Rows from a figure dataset

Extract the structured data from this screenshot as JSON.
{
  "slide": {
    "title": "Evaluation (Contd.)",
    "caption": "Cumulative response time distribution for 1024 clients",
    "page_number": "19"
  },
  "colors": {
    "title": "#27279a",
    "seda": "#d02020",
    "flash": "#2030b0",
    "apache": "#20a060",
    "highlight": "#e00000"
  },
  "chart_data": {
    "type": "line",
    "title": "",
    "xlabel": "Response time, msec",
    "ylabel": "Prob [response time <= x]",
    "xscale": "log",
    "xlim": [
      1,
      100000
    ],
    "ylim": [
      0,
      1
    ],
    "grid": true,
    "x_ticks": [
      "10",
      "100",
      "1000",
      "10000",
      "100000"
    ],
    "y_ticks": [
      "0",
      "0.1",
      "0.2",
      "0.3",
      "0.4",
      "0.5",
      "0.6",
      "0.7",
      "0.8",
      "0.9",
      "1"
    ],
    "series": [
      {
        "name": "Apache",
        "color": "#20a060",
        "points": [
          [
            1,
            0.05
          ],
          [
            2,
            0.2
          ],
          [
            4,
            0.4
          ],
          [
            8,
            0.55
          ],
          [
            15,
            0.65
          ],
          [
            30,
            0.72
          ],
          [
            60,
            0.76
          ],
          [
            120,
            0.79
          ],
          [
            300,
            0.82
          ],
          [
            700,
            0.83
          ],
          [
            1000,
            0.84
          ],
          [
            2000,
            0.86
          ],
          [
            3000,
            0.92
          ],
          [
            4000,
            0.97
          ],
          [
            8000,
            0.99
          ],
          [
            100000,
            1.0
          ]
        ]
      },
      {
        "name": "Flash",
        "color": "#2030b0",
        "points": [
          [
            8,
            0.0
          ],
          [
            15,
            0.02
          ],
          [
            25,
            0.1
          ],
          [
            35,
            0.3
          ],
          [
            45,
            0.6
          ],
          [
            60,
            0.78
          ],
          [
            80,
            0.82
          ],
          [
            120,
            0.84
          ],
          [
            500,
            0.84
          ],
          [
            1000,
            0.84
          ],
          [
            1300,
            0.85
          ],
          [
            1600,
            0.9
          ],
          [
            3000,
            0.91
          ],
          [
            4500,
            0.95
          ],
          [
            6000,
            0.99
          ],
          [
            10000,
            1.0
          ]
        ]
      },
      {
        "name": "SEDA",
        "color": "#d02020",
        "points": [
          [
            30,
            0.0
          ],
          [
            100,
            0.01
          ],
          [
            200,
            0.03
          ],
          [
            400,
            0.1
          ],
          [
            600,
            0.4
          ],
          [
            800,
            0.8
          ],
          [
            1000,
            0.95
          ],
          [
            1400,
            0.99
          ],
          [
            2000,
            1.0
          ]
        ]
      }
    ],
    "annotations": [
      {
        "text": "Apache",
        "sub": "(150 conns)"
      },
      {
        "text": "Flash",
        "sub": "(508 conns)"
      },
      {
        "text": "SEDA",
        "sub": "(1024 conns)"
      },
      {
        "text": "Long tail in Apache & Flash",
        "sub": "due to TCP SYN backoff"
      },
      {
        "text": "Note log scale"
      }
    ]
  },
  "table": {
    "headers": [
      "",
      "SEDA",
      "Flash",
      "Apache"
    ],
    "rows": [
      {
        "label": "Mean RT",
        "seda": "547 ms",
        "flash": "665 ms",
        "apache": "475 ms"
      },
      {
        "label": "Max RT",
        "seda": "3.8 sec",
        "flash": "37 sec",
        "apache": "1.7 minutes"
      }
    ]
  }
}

• _What is needed_
Every record shown above must be echoed exactly.

• _Written response_
Extract the structured data from this screenshot as JSON.
{
  "slide": {
    "title": "Evaluation (Contd.)",
    "caption": "Cumulative response time distribution for 1024 clients",
    "page_number": "19"
  },
  "colors": {
    "title": "#27279a",
    "seda": "#d02020",
    "flash": "#2030b0",
    "apache": "#20a060",
    "highlight": "#e00000"
  },
  "chart_data": {
    "type": "line",
    "title": "",
    "xlabel": "Response time, msec",
    "ylabel": "Prob [response time <= x]",
    "xscale": "log",
    "xlim": [
      1,
      100000
    ],
    "ylim": [
      0,
      1
    ],
    "grid": true,
    "x_ticks": [
      "10",
      "100",
      "1000",
      "10000",
      "100000"
    ],
    "y_ticks": [
      "0",
      "0.1",
      "0.2",
      "0.3",
      "0.4",
      "0.5",
      "0.6",
      "0.7",
      "0.8",
      "0.9",
      "1"
    ],
    "series": [
      {
        "name": "Apache",
        "color": "#20a060",
        "points": [
          [
            1,
            0.05
          ],
          [
            2,
            0.2
          ],
          [
            4,
            0.4
          ],
          [
            8,
            0.55
          ],
          [
            15,
            0.65
          ],
          [
            30,
            0.72
          ],
          [
            60,
            0.76
          ],
          [
            120,
            0.79
          ],
          [
            300,
            0.82
          ],
          [
            700,
            0.83
          ],
          [
            1000,
            0.84
          ],
          [
            2000,
            0.86
          ],
          [
            3000,
            0.92
          ],
          [
            4000,
            0.97
          ],
          [
            8000,
            0.99
          ],
          [
            100000,
            1.0
          ]
        ]
      },
      {
        "name": "Flash",
        "color": "#2030b0",
        "points": [
          [
            8,
            0.0
          ],
          [
            15,
            0.02
          ],
          [
            25,
            0.1
          ],
          [
            35,
            0.3
          ],
          [
            45,
            0.6
          ],
          [
            60,
            0.78
          ],
          [
            80,
            0.82
          ],
          [
            120,
            0.84
          ],
          [
            500,
            0.84
          ],
          [
            1000,
            0.84
          ],
          [
            1300,
            0.85
          ],
          [
            1600,
            0.9
          ],
          [
            3000,
            0.91
          ],
          [
            4500,
            0.95
          ],
          [
            6000,
            0.99
          ],
          [
            10000,
            1.0
          ]
        ]
      },
      {
        "name": "SEDA",
        "color": "#d02020",
        "points": [
          [
            30,
            0.0
          ],
          [
            100,
            0.01
          ],
          [
            200,
            0.03
          ],
          [
            400,
            0.1
          ],
          [
            600,
            0.4
          ],
          [
            800,
            0.8
          ],
          [
            1000,
            0.95
          ],
          [
            1400,
            0.99
          ],
          [
            2000,
            1.0
          ]
        ]
      }
    ],
    "annotations": [
      {
        "text": "Apache",
        "sub": "(150 conns)"
      },
      {
        "text": "Flash",
        "sub": "(508 conns)"
      },
      {
        "text": "SEDA",
        "sub": "(1024 conns)"
      },
      {
        "text": "Long tail in Apache & Flash",
        "sub": "due to TCP SYN backoff"
      },
      {
        "text": "Note log scale"
      }
    ]
  },
  "table": {
    "headers": [
      "",
      "SEDA",
      "Flash",
      "Apache"
    ],
    "rows": [
      {
        "label": "Mean RT",
        "seda": "547 ms",
        "flash": "665 ms",
        "apache": "475 ms"
      },
      {
        "label": "Max RT",
        "seda": "3.8 sec",
        "flash": "37 sec",
        "apache": "1.7 minutes"
      }
    ]
  }
}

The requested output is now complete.